Problem requirements
Collect each line containing "социальный".

Available data
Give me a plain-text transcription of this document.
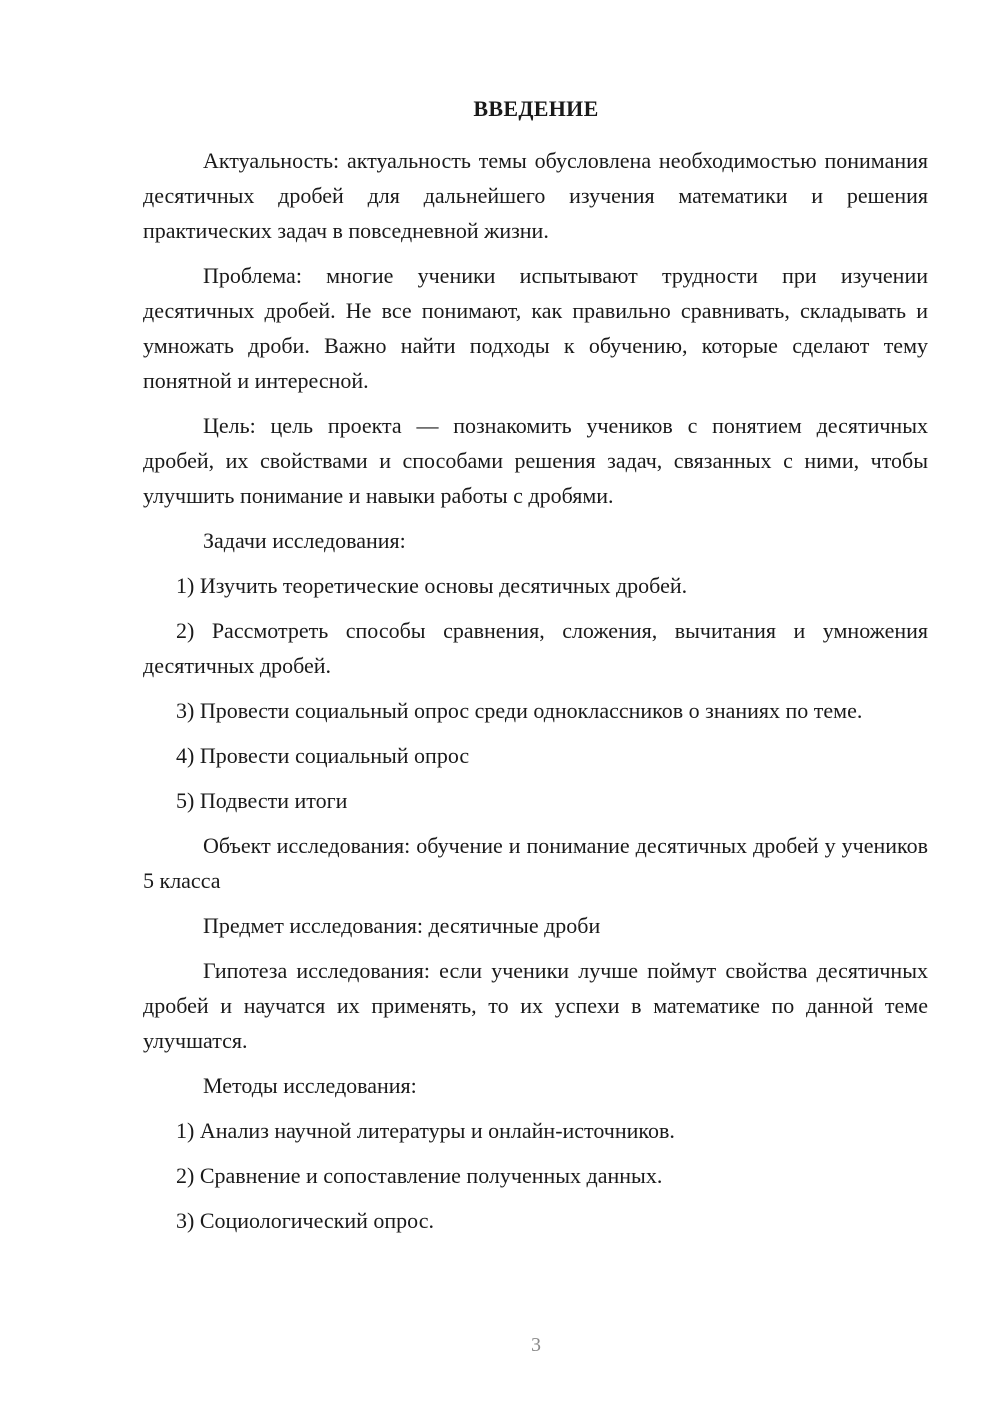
ВВЕДЕНИЕ

Актуальность: актуальность темы обусловлена необходимостью понимания десятичных дробей для дальнейшего изучения математики и решения практических задач в повседневной жизни.

Проблема: многие ученики испытывают трудности при изучении десятичных дробей. Не все понимают, как правильно сравнивать, складывать и умножать дроби. Важно найти подходы к обучению, которые сделают тему понятной и интересной.

Цель: цель проекта — познакомить учеников с понятием десятичных дробей, их свойствами и способами решения задач, связанных с ними, чтобы улучшить понимание и навыки работы с дробями.

Задачи исследования:

1) Изучить теоретические основы десятичных дробей.

2) Рассмотреть способы сравнения, сложения, вычитания и умножения десятичных дробей.

3) Провести социальный опрос среди одноклассников о знаниях по теме.

4) Провести социальный опрос

5) Подвести итоги

Объект исследования: обучение и понимание десятичных дробей у учеников 5 класса

Предмет исследования: десятичные дроби

Гипотеза исследования: если ученики лучше поймут свойства десятичных дробей и научатся их применять, то их успехи в математике по данной теме улучшатся.

Методы исследования:

1) Анализ научной литературы и онлайн-источников.

2) Сравнение и сопоставление полученных данных.

3) Социологический опрос.

3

Output for this task
3) Провести социальный опрос среди одноклассников о знаниях по теме.
4) Провести социальный опрос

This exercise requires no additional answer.